- **Required work**
Copy out all the lines exactly. Omit pictures.

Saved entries
▶

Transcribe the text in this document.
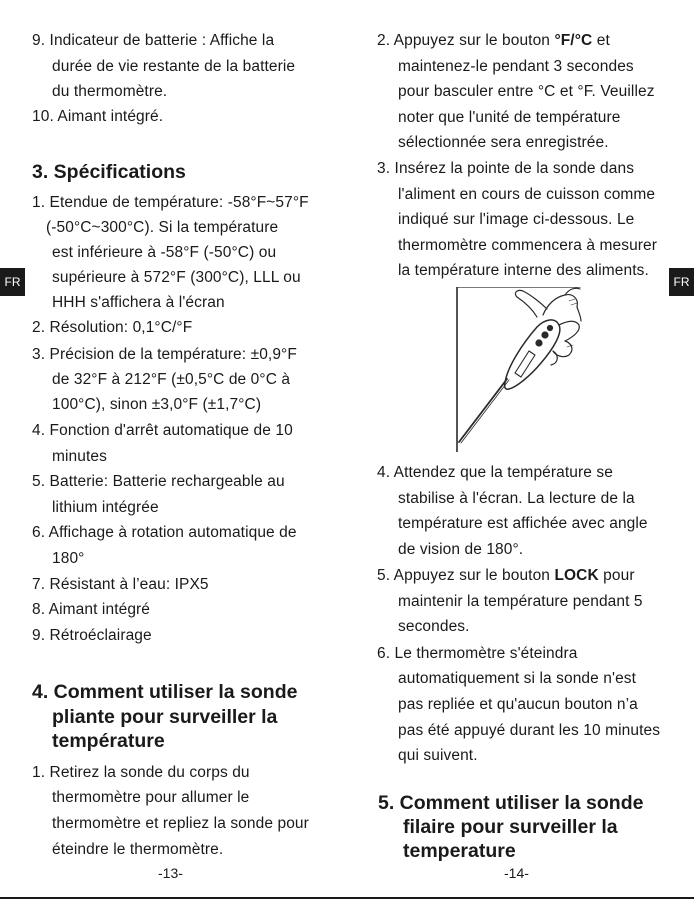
9. Indicateur de batterie : Affiche la
durée de vie restante de la batterie
du thermomètre.
10. Aimant intégré.
3. Spécifications
1. Etendue de température: -58°F~57°F
(-50°C~300°C). Si la température
est inférieure à -58°F (-50°C) ou
supérieure à 572°F (300°C), LLL ou
HHH s'affichera à l'écran
2. Résolution: 0,1°C/°F
3. Précision de la température: ±0,9°F
de 32°F à 212°F (±0,5°C de 0°C à
100°C), sinon ±3,0°F (±1,7°C)
4. Fonction d'arrêt automatique de 10
minutes
5. Batterie: Batterie rechargeable au
lithium intégrée
6. Affichage à rotation automatique de
180°
7. Résistant à l’eau: IPX5
8. Aimant intégré
9. Rétroéclairage
4. Comment utiliser la sonde
pliante pour surveiller la
température
1. Retirez la sonde du corps du
thermomètre pour allumer le
thermomètre et repliez la sonde pour
éteindre le thermomètre.
-13-
FR
2. Appuyez sur le bouton °F/°C et
maintenez-le pendant 3 secondes
pour basculer entre °C et °F. Veuillez
noter que l'unité de température
sélectionnée sera enregistrée.
3. Insérez la pointe de la sonde dans
l'aliment en cours de cuisson comme
indiqué sur l'image ci-dessous. Le
thermomètre commencera à mesurer
la température interne des aliments.
4. Attendez que la température se
stabilise à l'écran. La lecture de la
température est affichée avec angle
de vision de 180°.
5. Appuyez sur le bouton LOCK pour
maintenir la température pendant 5
secondes.
6. Le thermomètre s'éteindra
automatiquement si la sonde n'est
pas repliée et qu'aucun bouton n’a
pas été appuyé durant les 10 minutes
qui suivent.
5. Comment utiliser la sonde
filaire pour surveiller la
temperature
-14-
FR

◀

- **Answer**
Transcribe the text in this document.
9. Indicateur de batterie : Affiche la
durée de vie restante de la batterie
du thermomètre.
10. Aimant intégré.
3. Spécifications
1. Etendue de température: -58°F~57°F
(-50°C~300°C). Si la température
est inférieure à -58°F (-50°C) ou
supérieure à 572°F (300°C), LLL ou
HHH s'affichera à l'écran
2. Résolution: 0,1°C/°F
3. Précision de la température: ±0,9°F
de 32°F à 212°F (±0,5°C de 0°C à
100°C), sinon ±3,0°F (±1,7°C)
4. Fonction d'arrêt automatique de 10
minutes
5. Batterie: Batterie rechargeable au
lithium intégrée
6. Affichage à rotation automatique de
180°
7. Résistant à l’eau: IPX5
8. Aimant intégré
9. Rétroéclairage
4. Comment utiliser la sonde
pliante pour surveiller la
température
1. Retirez la sonde du corps du
thermomètre pour allumer le
thermomètre et repliez la sonde pour
éteindre le thermomètre.
-13-
FR
2. Appuyez sur le bouton °F/°C et
maintenez-le pendant 3 secondes
pour basculer entre °C et °F. Veuillez
noter que l'unité de température
sélectionnée sera enregistrée.
3. Insérez la pointe de la sonde dans
l'aliment en cours de cuisson comme
indiqué sur l'image ci-dessous. Le
thermomètre commencera à mesurer
la température interne des aliments.
4. Attendez que la température se
stabilise à l'écran. La lecture de la
température est affichée avec angle
de vision de 180°.
5. Appuyez sur le bouton LOCK pour
maintenir la température pendant 5
secondes.
6. Le thermomètre s'éteindra
automatiquement si la sonde n'est
pas repliée et qu'aucun bouton n’a
pas été appuyé durant les 10 minutes
qui suivent.
5. Comment utiliser la sonde
filaire pour surveiller la
temperature
-14-
FR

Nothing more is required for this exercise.